**TASK GOAL:** Could you print every record below exactly as it appears?

**SUPPLIED ENTRIES:**
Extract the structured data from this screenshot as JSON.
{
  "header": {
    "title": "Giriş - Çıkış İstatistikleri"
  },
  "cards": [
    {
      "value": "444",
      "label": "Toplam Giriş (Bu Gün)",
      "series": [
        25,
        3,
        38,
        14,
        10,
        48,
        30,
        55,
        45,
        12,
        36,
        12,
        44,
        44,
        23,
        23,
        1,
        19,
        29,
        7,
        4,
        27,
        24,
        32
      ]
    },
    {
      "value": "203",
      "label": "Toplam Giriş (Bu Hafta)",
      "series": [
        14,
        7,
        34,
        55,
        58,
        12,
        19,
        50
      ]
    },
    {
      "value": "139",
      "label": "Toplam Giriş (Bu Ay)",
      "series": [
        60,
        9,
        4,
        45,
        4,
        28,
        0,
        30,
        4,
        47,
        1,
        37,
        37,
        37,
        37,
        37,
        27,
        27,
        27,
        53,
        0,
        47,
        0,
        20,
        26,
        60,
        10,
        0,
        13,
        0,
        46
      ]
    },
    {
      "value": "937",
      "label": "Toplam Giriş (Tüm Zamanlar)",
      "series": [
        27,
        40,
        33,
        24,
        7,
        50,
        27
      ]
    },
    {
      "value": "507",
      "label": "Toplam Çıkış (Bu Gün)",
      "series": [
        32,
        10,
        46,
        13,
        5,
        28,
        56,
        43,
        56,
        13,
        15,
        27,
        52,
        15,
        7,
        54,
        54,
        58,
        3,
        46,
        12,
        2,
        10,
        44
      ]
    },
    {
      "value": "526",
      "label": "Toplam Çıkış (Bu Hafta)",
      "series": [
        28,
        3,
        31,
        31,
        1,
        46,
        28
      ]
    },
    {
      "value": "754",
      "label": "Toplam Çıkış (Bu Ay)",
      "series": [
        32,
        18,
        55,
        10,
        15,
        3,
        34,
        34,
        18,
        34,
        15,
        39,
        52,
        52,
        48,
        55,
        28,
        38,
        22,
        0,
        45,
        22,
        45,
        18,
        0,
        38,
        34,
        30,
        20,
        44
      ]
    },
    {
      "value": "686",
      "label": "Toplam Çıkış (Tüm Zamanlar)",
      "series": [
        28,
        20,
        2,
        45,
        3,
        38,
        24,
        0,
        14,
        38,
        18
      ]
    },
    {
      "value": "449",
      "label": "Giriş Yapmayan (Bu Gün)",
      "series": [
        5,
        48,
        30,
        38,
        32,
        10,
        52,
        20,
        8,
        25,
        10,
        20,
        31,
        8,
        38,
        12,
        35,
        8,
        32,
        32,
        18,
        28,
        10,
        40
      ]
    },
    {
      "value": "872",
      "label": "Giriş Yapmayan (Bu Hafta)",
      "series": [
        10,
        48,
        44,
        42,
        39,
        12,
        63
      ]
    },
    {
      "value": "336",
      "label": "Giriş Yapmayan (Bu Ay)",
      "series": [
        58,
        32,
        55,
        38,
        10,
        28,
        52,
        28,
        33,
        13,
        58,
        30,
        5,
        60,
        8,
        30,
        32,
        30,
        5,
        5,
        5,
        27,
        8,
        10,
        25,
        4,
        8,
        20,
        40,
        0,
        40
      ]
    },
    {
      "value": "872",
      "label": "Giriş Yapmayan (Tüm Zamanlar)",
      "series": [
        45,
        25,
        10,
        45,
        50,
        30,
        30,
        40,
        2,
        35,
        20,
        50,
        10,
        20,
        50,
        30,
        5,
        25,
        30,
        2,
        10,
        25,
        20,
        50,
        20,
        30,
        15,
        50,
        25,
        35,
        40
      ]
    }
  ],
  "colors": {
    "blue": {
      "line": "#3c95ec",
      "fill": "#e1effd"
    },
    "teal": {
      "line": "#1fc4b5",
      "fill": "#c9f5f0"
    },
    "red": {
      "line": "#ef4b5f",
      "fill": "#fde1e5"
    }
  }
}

**RESPONSE TO THE TASK:**
Extract the structured data from this screenshot as JSON.
{
  "header": {
    "title": "Giriş - Çıkış İstatistikleri"
  },
  "cards": [
    {
      "value": "444",
      "label": "Toplam Giriş (Bu Gün)",
      "series": [
        25,
        3,
        38,
        14,
        10,
        48,
        30,
        55,
        45,
        12,
        36,
        12,
        44,
        44,
        23,
        23,
        1,
        19,
        29,
        7,
        4,
        27,
        24,
        32
      ]
    },
    {
      "value": "203",
      "label": "Toplam Giriş (Bu Hafta)",
      "series": [
        14,
        7,
        34,
        55,
        58,
        12,
        19,
        50
      ]
    },
    {
      "value": "139",
      "label": "Toplam Giriş (Bu Ay)",
      "series": [
        60,
        9,
        4,
        45,
        4,
        28,
        0,
        30,
        4,
        47,
        1,
        37,
        37,
        37,
        37,
        37,
        27,
        27,
        27,
        53,
        0,
        47,
        0,
        20,
        26,
        60,
        10,
        0,
        13,
        0,
        46
      ]
    },
    {
      "value": "937",
      "label": "Toplam Giriş (Tüm Zamanlar)",
      "series": [
        27,
        40,
        33,
        24,
        7,
        50,
        27
      ]
    },
    {
      "value": "507",
      "label": "Toplam Çıkış (Bu Gün)",
      "series": [
        32,
        10,
        46,
        13,
        5,
        28,
        56,
        43,
        56,
        13,
        15,
        27,
        52,
        15,
        7,
        54,
        54,
        58,
        3,
        46,
        12,
        2,
        10,
        44
      ]
    },
    {
      "value": "526",
      "label": "Toplam Çıkış (Bu Hafta)",
      "series": [
        28,
        3,
        31,
        31,
        1,
        46,
        28
      ]
    },
    {
      "value": "754",
      "label": "Toplam Çıkış (Bu Ay)",
      "series": [
        32,
        18,
        55,
        10,
        15,
        3,
        34,
        34,
        18,
        34,
        15,
        39,
        52,
        52,
        48,
        55,
        28,
        38,
        22,
        0,
        45,
        22,
        45,
        18,
        0,
        38,
        34,
        30,
        20,
        44
      ]
    },
    {
      "value": "686",
      "label": "Toplam Çıkış (Tüm Zamanlar)",
      "series": [
        28,
        20,
        2,
        45,
        3,
        38,
        24,
        0,
        14,
        38,
        18
      ]
    },
    {
      "value": "449",
      "label": "Giriş Yapmayan (Bu Gün)",
      "series": [
        5,
        48,
        30,
        38,
        32,
        10,
        52,
        20,
        8,
        25,
        10,
        20,
        31,
        8,
        38,
        12,
        35,
        8,
        32,
        32,
        18,
        28,
        10,
        40
      ]
    },
    {
      "value": "872",
      "label": "Giriş Yapmayan (Bu Hafta)",
      "series": [
        10,
        48,
        44,
        42,
        39,
        12,
        63
      ]
    },
    {
      "value": "336",
      "label": "Giriş Yapmayan (Bu Ay)",
      "series": [
        58,
        32,
        55,
        38,
        10,
        28,
        52,
        28,
        33,
        13,
        58,
        30,
        5,
        60,
        8,
        30,
        32,
        30,
        5,
        5,
        5,
        27,
        8,
        10,
        25,
        4,
        8,
        20,
        40,
        0,
        40
      ]
    },
    {
      "value": "872",
      "label": "Giriş Yapmayan (Tüm Zamanlar)",
      "series": [
        45,
        25,
        10,
        45,
        50,
        30,
        30,
        40,
        2,
        35,
        20,
        50,
        10,
        20,
        50,
        30,
        5,
        25,
        30,
        2,
        10,
        25,
        20,
        50,
        20,
        30,
        15,
        50,
        25,
        35,
        40
      ]
    }
  ],
  "colors": {
    "blue": {
      "line": "#3c95ec",
      "fill": "#e1effd"
    },
    "teal": {
      "line": "#1fc4b5",
      "fill": "#c9f5f0"
    },
    "red": {
      "line": "#ef4b5f",
      "fill": "#fde1e5"
    }
  }
}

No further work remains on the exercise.